<<<<

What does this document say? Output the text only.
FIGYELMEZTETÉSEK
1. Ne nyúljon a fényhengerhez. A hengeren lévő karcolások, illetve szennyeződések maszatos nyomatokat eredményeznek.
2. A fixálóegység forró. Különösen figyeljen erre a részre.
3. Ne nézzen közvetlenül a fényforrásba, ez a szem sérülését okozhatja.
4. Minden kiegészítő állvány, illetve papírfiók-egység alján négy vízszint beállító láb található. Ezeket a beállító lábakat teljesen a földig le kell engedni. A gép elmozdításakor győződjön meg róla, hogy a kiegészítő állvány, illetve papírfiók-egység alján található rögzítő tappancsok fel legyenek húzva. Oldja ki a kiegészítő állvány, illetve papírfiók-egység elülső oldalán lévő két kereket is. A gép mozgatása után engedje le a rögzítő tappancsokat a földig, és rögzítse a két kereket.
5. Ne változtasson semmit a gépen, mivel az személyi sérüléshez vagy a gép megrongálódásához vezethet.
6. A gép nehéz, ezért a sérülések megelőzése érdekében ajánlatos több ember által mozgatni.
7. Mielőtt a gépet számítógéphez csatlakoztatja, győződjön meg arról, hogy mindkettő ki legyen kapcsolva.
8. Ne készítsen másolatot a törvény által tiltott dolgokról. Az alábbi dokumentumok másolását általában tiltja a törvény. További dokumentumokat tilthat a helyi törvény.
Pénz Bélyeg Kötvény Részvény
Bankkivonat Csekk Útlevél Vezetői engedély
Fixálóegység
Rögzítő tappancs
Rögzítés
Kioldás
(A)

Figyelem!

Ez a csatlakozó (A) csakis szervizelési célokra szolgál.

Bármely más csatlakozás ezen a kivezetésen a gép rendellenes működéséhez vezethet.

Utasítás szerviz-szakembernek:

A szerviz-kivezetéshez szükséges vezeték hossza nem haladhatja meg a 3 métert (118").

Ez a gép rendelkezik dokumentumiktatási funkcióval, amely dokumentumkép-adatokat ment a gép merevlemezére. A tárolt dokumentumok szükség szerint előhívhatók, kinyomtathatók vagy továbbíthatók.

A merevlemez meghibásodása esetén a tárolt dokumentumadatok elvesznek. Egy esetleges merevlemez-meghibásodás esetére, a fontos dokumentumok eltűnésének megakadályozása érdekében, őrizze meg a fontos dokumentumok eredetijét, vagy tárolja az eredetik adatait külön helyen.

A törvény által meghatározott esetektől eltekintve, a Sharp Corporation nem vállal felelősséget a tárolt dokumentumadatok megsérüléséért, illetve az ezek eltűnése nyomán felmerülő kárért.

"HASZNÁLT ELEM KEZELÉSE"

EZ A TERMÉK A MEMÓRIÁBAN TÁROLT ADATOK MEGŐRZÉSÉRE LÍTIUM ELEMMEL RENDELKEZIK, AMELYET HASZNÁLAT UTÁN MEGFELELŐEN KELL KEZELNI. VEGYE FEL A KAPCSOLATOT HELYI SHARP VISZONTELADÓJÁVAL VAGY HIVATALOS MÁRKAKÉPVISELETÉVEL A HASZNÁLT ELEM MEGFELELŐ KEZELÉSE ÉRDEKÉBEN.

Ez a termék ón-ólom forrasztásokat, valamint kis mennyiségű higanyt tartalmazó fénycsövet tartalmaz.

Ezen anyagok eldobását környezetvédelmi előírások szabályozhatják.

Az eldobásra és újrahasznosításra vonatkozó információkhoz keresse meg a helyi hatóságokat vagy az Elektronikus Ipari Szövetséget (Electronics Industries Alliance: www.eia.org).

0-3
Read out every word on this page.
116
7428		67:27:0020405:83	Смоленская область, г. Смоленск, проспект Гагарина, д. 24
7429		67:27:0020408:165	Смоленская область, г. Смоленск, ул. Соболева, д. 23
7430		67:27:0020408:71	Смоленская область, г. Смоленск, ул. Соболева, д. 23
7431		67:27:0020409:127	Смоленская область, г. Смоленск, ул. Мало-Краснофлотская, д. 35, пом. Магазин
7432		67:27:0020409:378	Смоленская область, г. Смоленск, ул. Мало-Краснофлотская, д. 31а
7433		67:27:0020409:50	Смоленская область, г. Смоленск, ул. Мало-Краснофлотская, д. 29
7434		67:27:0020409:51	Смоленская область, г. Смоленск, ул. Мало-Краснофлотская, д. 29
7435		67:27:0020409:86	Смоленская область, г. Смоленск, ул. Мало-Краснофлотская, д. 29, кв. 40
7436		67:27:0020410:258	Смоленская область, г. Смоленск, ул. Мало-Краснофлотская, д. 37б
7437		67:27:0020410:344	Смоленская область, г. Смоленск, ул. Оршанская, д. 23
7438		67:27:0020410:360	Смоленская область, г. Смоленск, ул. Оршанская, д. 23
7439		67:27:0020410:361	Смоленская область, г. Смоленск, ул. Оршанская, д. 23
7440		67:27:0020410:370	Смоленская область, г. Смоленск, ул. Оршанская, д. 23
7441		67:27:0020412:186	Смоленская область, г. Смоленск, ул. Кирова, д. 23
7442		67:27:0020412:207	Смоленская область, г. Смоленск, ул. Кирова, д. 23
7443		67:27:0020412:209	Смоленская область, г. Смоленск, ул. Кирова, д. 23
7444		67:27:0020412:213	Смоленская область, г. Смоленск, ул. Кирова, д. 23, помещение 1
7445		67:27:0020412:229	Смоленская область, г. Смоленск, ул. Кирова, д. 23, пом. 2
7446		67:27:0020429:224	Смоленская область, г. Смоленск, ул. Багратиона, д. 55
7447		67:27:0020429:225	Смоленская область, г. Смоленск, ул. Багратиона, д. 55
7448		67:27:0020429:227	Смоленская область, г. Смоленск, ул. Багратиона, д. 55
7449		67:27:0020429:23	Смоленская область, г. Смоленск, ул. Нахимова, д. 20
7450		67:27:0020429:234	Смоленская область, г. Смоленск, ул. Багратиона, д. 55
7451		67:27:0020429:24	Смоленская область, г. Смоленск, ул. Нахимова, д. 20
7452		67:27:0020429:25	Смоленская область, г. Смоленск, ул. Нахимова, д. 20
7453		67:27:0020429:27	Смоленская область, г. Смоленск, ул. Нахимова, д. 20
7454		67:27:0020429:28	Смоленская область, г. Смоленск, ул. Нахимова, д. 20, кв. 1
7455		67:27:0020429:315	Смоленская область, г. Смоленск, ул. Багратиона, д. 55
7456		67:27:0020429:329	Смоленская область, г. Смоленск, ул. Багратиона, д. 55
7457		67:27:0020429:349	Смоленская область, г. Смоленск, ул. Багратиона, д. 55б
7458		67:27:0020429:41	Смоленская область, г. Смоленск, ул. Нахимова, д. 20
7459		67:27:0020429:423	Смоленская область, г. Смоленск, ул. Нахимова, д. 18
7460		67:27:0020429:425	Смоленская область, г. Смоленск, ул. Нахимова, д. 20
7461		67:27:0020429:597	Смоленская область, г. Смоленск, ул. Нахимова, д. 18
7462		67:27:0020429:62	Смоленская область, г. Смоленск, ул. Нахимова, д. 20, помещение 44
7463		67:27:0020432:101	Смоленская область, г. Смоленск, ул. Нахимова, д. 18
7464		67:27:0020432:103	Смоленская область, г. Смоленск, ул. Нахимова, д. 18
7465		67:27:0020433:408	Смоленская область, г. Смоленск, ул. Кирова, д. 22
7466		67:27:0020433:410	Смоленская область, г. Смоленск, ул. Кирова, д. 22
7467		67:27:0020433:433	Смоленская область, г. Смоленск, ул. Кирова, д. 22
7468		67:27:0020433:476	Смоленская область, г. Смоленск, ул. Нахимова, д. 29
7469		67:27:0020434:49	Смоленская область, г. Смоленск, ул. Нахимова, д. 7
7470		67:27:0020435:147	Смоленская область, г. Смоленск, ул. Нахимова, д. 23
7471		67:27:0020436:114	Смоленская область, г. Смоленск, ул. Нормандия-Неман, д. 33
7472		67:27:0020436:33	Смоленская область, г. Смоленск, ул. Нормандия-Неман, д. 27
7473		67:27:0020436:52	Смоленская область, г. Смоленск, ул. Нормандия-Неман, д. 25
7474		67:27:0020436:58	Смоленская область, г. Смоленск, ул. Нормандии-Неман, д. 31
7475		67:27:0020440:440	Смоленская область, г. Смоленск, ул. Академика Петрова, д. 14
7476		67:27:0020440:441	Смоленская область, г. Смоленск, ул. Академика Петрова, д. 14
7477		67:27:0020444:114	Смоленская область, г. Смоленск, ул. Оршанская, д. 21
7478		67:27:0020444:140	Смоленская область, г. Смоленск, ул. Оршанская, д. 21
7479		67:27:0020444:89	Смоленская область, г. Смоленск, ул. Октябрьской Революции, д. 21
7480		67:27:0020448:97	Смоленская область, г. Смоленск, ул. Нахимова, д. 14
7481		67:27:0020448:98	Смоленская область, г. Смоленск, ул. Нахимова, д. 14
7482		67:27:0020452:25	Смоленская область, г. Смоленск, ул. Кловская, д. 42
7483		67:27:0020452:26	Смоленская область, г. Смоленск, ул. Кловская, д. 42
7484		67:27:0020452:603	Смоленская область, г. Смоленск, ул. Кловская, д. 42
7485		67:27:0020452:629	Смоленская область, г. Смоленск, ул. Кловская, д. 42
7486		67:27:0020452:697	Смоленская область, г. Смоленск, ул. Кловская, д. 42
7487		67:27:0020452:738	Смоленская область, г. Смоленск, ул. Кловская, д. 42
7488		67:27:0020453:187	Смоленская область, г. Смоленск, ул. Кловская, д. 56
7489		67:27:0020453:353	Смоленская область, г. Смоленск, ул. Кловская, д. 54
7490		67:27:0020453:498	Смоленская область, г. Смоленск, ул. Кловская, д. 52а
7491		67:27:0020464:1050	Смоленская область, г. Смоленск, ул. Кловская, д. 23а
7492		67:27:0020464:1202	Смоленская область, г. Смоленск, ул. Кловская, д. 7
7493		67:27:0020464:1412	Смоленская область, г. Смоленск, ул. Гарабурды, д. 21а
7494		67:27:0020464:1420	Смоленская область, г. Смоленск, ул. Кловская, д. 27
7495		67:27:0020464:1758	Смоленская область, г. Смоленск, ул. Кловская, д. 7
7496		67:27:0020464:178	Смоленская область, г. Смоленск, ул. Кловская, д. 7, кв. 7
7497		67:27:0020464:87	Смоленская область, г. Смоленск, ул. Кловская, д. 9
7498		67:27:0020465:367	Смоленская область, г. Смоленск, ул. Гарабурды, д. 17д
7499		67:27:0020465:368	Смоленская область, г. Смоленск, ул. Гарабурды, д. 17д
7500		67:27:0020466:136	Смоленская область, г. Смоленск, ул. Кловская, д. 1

>>>>

=== Task to complete ===
Using the records above, find and show each line with the string "помещение".

=== Written response ===
7444		67:27:0020412:213	Смоленская область, г. Смоленск, ул. Кирова, д. 23, помещение 1
7462		67:27:0020429:62	Смоленская область, г. Смоленск, ул. Нахимова, д. 20, помещение 44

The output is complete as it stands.